▸ WHAT IS BEING ASKED
Every record must be transcribed in its entirety, apart from the images, which are to be omitted.

----

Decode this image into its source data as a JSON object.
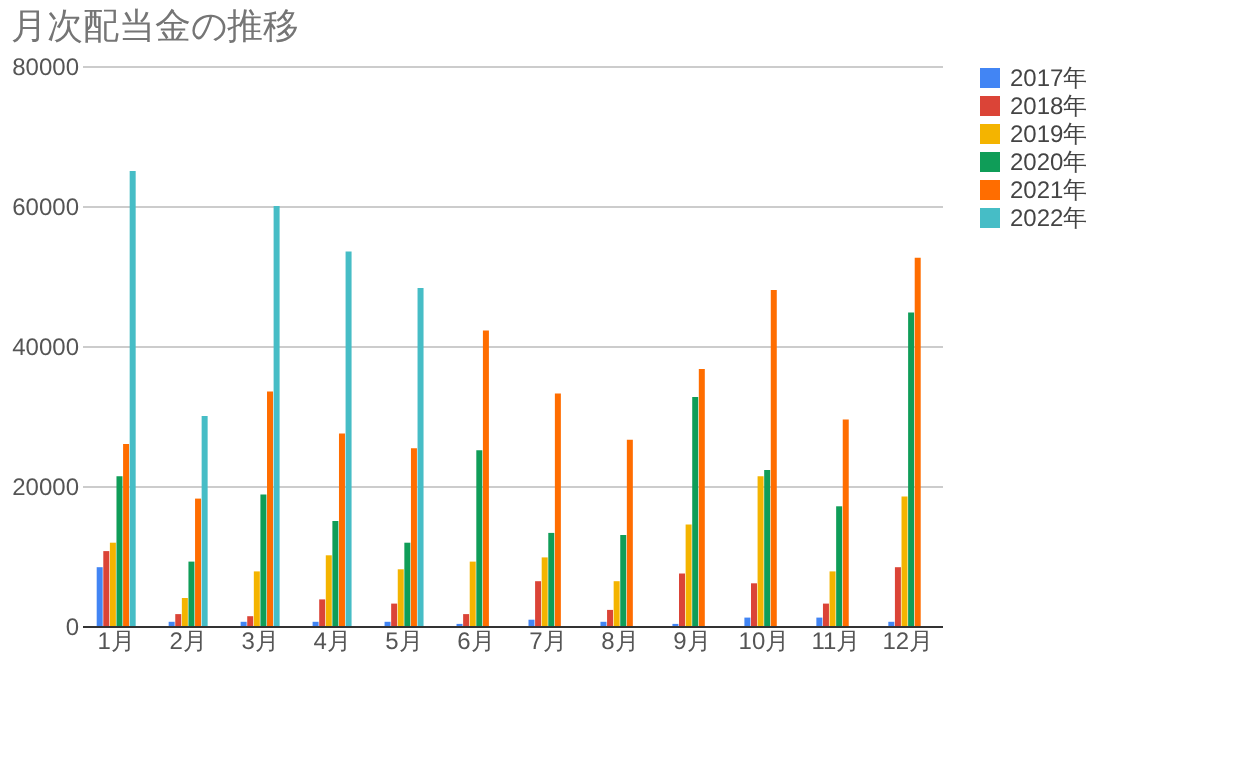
{
  "chart_data": {
    "type": "bar",
    "title": "月次配当金の推移",
    "categories": [
      "1月",
      "2月",
      "3月",
      "4月",
      "5月",
      "6月",
      "7月",
      "8月",
      "9月",
      "10月",
      "11月",
      "12月"
    ],
    "series": [
      {
        "name": "2017年",
        "color": "#4285f4",
        "values": [
          8400,
          600,
          600,
          600,
          600,
          300,
          900,
          600,
          300,
          1200,
          1200,
          600
        ]
      },
      {
        "name": "2018年",
        "color": "#db4437",
        "values": [
          10700,
          1700,
          1400,
          3800,
          3200,
          1700,
          6400,
          2300,
          7500,
          6100,
          3200,
          8400
        ]
      },
      {
        "name": "2019年",
        "color": "#f4b400",
        "values": [
          11900,
          4000,
          7800,
          10100,
          8100,
          9200,
          9800,
          6400,
          14500,
          21400,
          7800,
          18500
        ]
      },
      {
        "name": "2020年",
        "color": "#0f9d58",
        "values": [
          21400,
          9200,
          18800,
          15000,
          11900,
          25100,
          13300,
          13000,
          32700,
          22300,
          17100,
          44800
        ]
      },
      {
        "name": "2021年",
        "color": "#ff6d00",
        "values": [
          26000,
          18200,
          33500,
          27500,
          25400,
          42200,
          33200,
          26600,
          36700,
          48000,
          29500,
          52600
        ]
      },
      {
        "name": "2022年",
        "color": "#46bdc6",
        "values": [
          65000,
          30000,
          60000,
          53500,
          48300,
          null,
          null,
          null,
          null,
          null,
          null,
          null
        ]
      }
    ],
    "ylim": [
      0,
      80000
    ],
    "yticks": [
      0,
      20000,
      40000,
      60000,
      80000
    ],
    "grid": "y",
    "legend": "right"
  }
}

----

▸ IN RESPONSE
Decode this image into its source data as a JSON object.
{
  "chart_data": {
    "type": "bar",
    "title": "月次配当金の推移",
    "categories": [
      "1月",
      "2月",
      "3月",
      "4月",
      "5月",
      "6月",
      "7月",
      "8月",
      "9月",
      "10月",
      "11月",
      "12月"
    ],
    "series": [
      {
        "name": "2017年",
        "color": "#4285f4",
        "values": [
          8400,
          600,
          600,
          600,
          600,
          300,
          900,
          600,
          300,
          1200,
          1200,
          600
        ]
      },
      {
        "name": "2018年",
        "color": "#db4437",
        "values": [
          10700,
          1700,
          1400,
          3800,
          3200,
          1700,
          6400,
          2300,
          7500,
          6100,
          3200,
          8400
        ]
      },
      {
        "name": "2019年",
        "color": "#f4b400",
        "values": [
          11900,
          4000,
          7800,
          10100,
          8100,
          9200,
          9800,
          6400,
          14500,
          21400,
          7800,
          18500
        ]
      },
      {
        "name": "2020年",
        "color": "#0f9d58",
        "values": [
          21400,
          9200,
          18800,
          15000,
          11900,
          25100,
          13300,
          13000,
          32700,
          22300,
          17100,
          44800
        ]
      },
      {
        "name": "2021年",
        "color": "#ff6d00",
        "values": [
          26000,
          18200,
          33500,
          27500,
          25400,
          42200,
          33200,
          26600,
          36700,
          48000,
          29500,
          52600
        ]
      },
      {
        "name": "2022年",
        "color": "#46bdc6",
        "values": [
          65000,
          30000,
          60000,
          53500,
          48300,
          null,
          null,
          null,
          null,
          null,
          null,
          null
        ]
      }
    ],
    "ylim": [
      0,
      80000
    ],
    "yticks": [
      0,
      20000,
      40000,
      60000,
      80000
    ],
    "grid": "y",
    "legend": "right"
  }
}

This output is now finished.